→ **SOURCE DOCUMENT**:
####
I have tried implemented a fast lock free Single producer single consumer queue in C++ for practicing concurrency and low level design concepts. I also benchmarked the code on x86_64 2.3GHz Intel 4core CPU. Please review the benchmark code (inspired from moodycamel) and Queue implementation for correctness:
- lfqueue.h
#include <atomic>
#include <cstddef>
#include <unistd.h>
#include <cassert>
#include <limits>
#define CACHE_LINE_SIZE 64
template<typename T>
class LFQueue{
public:
LFQueue(std::size_t size) : write_id(0), read_id(0), capacity_(size) {
buf = new T[capacity_];
}
~LFQueue() { delete[] buf;}
template<typename... Args>
bool write(Args... args){
auto curr_read = read_id.load(std::memory_order_acquire);
auto curr_write = write_id.load(std::memory_order_relaxed);
if(__builtin_expect(curr_write + 1 == curr_read, 0)){
return false;
}
new (&buf[curr_write]) T(std::forward<Args>(args)...);
curr_write++;
if(__builtin_expect(curr_write == capacity_, 0)){
curr_write = 0;
}
write_id.store(curr_write, std::memory_order_release);
return true;
}
bool read(T &val){
auto curr_write = write_id.load(std::memory_order_acquire);
auto curr_read = read_id.load(std::memory_order_relaxed);
if(__builtin_expect(curr_read == curr_write, 0))
return false;
val = std::move(buf[curr_read]);
curr_read++;
if(__builtin_expect(curr_read == capacity_, 0)){
curr_read = 0;
}
read_id.store(curr_read, std::memory_order_release);
return true;
}
T* frontPtr() {
auto curr_read = read_id.load(std::memory_order_acquire);
auto curr_write = write_id.load(std::memory_order_acquire);
if(curr_read == curr_write)
return nullptr;
return buf + curr_read;
}
void popFront() {
auto curr_read = read_id.load(std::memory_order_acquire);
auto curr_write = write_id.load(std::memory_order_acquire);
if(curr_read != curr_write){
curr_read++;
if(curr_read == capacity_)
####
→ **SOURCE EXCERPT**:
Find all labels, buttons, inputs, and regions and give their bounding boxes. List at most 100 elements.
####
→ **COMPLETE THE FOLLOWING**:
A - In the queue code review post, rewrite the paragraph beginning "I have tried implemented a fast lock free" as one shorter sentence that keeps its main facts.
B - Summarize the queue code review post in two sentences.
The material was taken from a separate source.

→ **RESULTS FOR EACH TASK**:
A - The author built a fast lock-free single-producer single-consumer queue in C++ to practice concurrency and low-level design, benchmarked it on a 2.3GHz four-core x86_64 Intel CPU, and asks for a correctness review of the queue implementation and the moodycamel-inspired benchmark code.

B - The post presents a lock-free single-producer single-consumer queue written in C++ to practice concurrency, reports that it was benchmarked on a 2.3GHz four-core Intel x86_64 CPU, and requests a correctness review. Its header, lfqueue.h, defines an LFQueue class template that allocates a buffer of the given capacity and tracks positions with atomic read and write indices, which wrap to zero at the capacity and are loaded and stored with acquire and release ordering.